* BEGIN DATA FOR THE TASK *

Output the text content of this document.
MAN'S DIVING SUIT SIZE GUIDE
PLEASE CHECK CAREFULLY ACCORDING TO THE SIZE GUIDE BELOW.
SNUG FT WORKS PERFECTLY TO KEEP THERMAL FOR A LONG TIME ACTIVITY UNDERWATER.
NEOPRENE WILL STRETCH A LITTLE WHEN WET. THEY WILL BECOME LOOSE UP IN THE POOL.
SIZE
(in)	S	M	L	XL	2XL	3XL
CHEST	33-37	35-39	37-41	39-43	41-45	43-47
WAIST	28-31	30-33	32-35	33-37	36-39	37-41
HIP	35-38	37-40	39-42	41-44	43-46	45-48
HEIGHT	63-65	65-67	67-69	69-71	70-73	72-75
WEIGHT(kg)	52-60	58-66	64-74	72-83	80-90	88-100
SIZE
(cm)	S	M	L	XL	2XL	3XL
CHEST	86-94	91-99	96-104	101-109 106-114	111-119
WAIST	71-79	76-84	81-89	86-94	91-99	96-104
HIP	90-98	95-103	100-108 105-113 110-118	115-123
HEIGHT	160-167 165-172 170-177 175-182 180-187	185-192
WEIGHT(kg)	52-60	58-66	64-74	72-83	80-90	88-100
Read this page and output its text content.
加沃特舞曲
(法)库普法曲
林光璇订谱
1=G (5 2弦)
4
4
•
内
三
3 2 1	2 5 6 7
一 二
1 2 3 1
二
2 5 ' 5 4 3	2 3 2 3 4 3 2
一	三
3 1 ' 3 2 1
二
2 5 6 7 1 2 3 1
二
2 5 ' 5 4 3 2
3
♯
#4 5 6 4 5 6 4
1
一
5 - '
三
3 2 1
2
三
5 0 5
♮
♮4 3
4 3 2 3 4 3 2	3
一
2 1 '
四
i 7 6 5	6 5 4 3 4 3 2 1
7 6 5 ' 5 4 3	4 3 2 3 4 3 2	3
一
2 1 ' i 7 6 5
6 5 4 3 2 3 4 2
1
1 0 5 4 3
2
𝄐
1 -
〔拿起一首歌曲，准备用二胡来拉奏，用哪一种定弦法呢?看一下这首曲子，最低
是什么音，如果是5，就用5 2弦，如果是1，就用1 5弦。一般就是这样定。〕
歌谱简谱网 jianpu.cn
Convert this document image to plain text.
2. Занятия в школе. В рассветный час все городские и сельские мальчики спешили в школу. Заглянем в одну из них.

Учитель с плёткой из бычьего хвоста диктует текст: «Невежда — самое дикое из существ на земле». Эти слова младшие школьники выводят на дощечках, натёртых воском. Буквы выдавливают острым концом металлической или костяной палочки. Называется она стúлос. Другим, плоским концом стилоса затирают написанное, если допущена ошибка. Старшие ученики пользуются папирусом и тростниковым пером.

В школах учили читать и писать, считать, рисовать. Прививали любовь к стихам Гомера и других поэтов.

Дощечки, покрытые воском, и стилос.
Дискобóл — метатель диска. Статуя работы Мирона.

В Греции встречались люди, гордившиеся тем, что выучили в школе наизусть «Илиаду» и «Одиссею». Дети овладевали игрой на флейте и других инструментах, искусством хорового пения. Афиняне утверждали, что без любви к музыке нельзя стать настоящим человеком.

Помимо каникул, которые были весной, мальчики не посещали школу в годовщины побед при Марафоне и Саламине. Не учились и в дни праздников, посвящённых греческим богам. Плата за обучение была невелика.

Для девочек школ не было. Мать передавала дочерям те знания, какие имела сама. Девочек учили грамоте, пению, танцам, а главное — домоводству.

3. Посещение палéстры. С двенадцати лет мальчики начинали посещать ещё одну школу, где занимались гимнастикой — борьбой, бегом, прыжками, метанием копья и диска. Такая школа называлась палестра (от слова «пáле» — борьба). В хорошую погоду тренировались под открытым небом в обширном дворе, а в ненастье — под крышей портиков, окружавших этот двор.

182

* END DATA FOR THE TASK *

Repeat the preceding lines exactly, please, every one of them.

Output the text content of this document.
MAN'S DIVING SUIT SIZE GUIDE
PLEASE CHECK CAREFULLY ACCORDING TO THE SIZE GUIDE BELOW.
SNUG FT WORKS PERFECTLY TO KEEP THERMAL FOR A LONG TIME ACTIVITY UNDERWATER.
NEOPRENE WILL STRETCH A LITTLE WHEN WET. THEY WILL BECOME LOOSE UP IN THE POOL.
SIZE
(in)	S	M	L	XL	2XL	3XL
CHEST	33-37	35-39	37-41	39-43	41-45	43-47
WAIST	28-31	30-33	32-35	33-37	36-39	37-41
HIP	35-38	37-40	39-42	41-44	43-46	45-48
HEIGHT	63-65	65-67	67-69	69-71	70-73	72-75
WEIGHT(kg)	52-60	58-66	64-74	72-83	80-90	88-100
SIZE
(cm)	S	M	L	XL	2XL	3XL
CHEST	86-94	91-99	96-104	101-109 106-114	111-119
WAIST	71-79	76-84	81-89	86-94	91-99	96-104
HIP	90-98	95-103	100-108 105-113 110-118	115-123
HEIGHT	160-167 165-172 170-177 175-182 180-187	185-192
WEIGHT(kg)	52-60	58-66	64-74	72-83	80-90	88-100
Read this page and output its text content.
加沃特舞曲
(法)库普法曲
林光璇订谱
1=G (5 2弦)
4
4
•
内
三
3 2 1	2 5 6 7
一 二
1 2 3 1
二
2 5 ' 5 4 3	2 3 2 3 4 3 2
一	三
3 1 ' 3 2 1
二
2 5 6 7 1 2 3 1
二
2 5 ' 5 4 3 2
3
♯
#4 5 6 4 5 6 4
1
一
5 - '
三
3 2 1
2
三
5 0 5
♮
♮4 3
4 3 2 3 4 3 2	3
一
2 1 '
四
i 7 6 5	6 5 4 3 4 3 2 1
7 6 5 ' 5 4 3	4 3 2 3 4 3 2	3
一
2 1 ' i 7 6 5
6 5 4 3 2 3 4 2
1
1 0 5 4 3
2
𝄐
1 -
〔拿起一首歌曲，准备用二胡来拉奏，用哪一种定弦法呢?看一下这首曲子，最低
是什么音，如果是5，就用5 2弦，如果是1，就用1 5弦。一般就是这样定。〕
歌谱简谱网 jianpu.cn
Convert this document image to plain text.
2. Занятия в школе. В рассветный час все городские и сельские мальчики спешили в школу. Заглянем в одну из них.

Учитель с плёткой из бычьего хвоста диктует текст: «Невежда — самое дикое из существ на земле». Эти слова младшие школьники выводят на дощечках, натёртых воском. Буквы выдавливают острым концом металлической или костяной палочки. Называется она стúлос. Другим, плоским концом стилоса затирают написанное, если допущена ошибка. Старшие ученики пользуются папирусом и тростниковым пером.

В школах учили читать и писать, считать, рисовать. Прививали любовь к стихам Гомера и других поэтов.

Дощечки, покрытые воском, и стилос.
Дискобóл — метатель диска. Статуя работы Мирона.

В Греции встречались люди, гордившиеся тем, что выучили в школе наизусть «Илиаду» и «Одиссею». Дети овладевали игрой на флейте и других инструментах, искусством хорового пения. Афиняне утверждали, что без любви к музыке нельзя стать настоящим человеком.

Помимо каникул, которые были весной, мальчики не посещали школу в годовщины побед при Марафоне и Саламине. Не учились и в дни праздников, посвящённых греческим богам. Плата за обучение была невелика.

Для девочек школ не было. Мать передавала дочерям те знания, какие имела сама. Девочек учили грамоте, пению, танцам, а главное — домоводству.

3. Посещение палéстры. С двенадцати лет мальчики начинали посещать ещё одну школу, где занимались гимнастикой — борьбой, бегом, прыжками, метанием копья и диска. Такая школа называлась палестра (от слова «пáле» — борьба). В хорошую погоду тренировались под открытым небом в обширном дворе, а в ненастье — под крышей портиков, окружавших этот двор.

182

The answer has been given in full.